— start Records shown —

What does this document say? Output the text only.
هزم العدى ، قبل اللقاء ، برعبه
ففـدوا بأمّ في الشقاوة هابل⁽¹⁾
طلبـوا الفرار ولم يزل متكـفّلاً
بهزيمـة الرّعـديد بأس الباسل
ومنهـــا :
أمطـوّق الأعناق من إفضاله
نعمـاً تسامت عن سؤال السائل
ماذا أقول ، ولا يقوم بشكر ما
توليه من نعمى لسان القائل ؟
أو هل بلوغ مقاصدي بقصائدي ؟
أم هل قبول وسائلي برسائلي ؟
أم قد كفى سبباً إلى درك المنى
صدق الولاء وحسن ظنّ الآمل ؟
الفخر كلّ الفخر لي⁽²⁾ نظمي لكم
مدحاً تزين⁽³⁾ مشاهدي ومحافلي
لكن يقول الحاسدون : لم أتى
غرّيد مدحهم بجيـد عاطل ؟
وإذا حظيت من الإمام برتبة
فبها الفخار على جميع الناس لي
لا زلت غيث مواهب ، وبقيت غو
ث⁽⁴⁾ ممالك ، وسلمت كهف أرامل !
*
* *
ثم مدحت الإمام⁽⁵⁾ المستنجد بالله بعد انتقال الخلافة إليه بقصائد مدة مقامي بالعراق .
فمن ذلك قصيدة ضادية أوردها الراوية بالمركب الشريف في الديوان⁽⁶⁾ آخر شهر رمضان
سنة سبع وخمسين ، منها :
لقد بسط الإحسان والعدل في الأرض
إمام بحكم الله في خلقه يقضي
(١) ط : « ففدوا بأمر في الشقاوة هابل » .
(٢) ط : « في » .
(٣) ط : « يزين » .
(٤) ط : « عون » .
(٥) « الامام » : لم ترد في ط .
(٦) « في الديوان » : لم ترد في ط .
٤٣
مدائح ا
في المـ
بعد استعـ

— end Records shown —

## [Short problem]
Every record should be given again exactly.

## [Correct output]
What does this document say? Output the text only.
هزم العدى ، قبل اللقاء ، برعبه
ففـدوا بأمّ في الشقاوة هابل⁽¹⁾
طلبـوا الفرار ولم يزل متكـفّلاً
بهزيمـة الرّعـديد بأس الباسل
ومنهـــا :
أمطـوّق الأعناق من إفضاله
نعمـاً تسامت عن سؤال السائل
ماذا أقول ، ولا يقوم بشكر ما
توليه من نعمى لسان القائل ؟
أو هل بلوغ مقاصدي بقصائدي ؟
أم هل قبول وسائلي برسائلي ؟
أم قد كفى سبباً إلى درك المنى
صدق الولاء وحسن ظنّ الآمل ؟
الفخر كلّ الفخر لي⁽²⁾ نظمي لكم
مدحاً تزين⁽³⁾ مشاهدي ومحافلي
لكن يقول الحاسدون : لم أتى
غرّيد مدحهم بجيـد عاطل ؟
وإذا حظيت من الإمام برتبة
فبها الفخار على جميع الناس لي
لا زلت غيث مواهب ، وبقيت غو
ث⁽⁴⁾ ممالك ، وسلمت كهف أرامل !
*
* *
ثم مدحت الإمام⁽⁵⁾ المستنجد بالله بعد انتقال الخلافة إليه بقصائد مدة مقامي بالعراق .
فمن ذلك قصيدة ضادية أوردها الراوية بالمركب الشريف في الديوان⁽⁶⁾ آخر شهر رمضان
سنة سبع وخمسين ، منها :
لقد بسط الإحسان والعدل في الأرض
إمام بحكم الله في خلقه يقضي
(١) ط : « ففدوا بأمر في الشقاوة هابل » .
(٢) ط : « في » .
(٣) ط : « يزين » .
(٤) ط : « عون » .
(٥) « الامام » : لم ترد في ط .
(٦) « في الديوان » : لم ترد في ط .
٤٣
مدائح ا
في المـ
بعد استعـ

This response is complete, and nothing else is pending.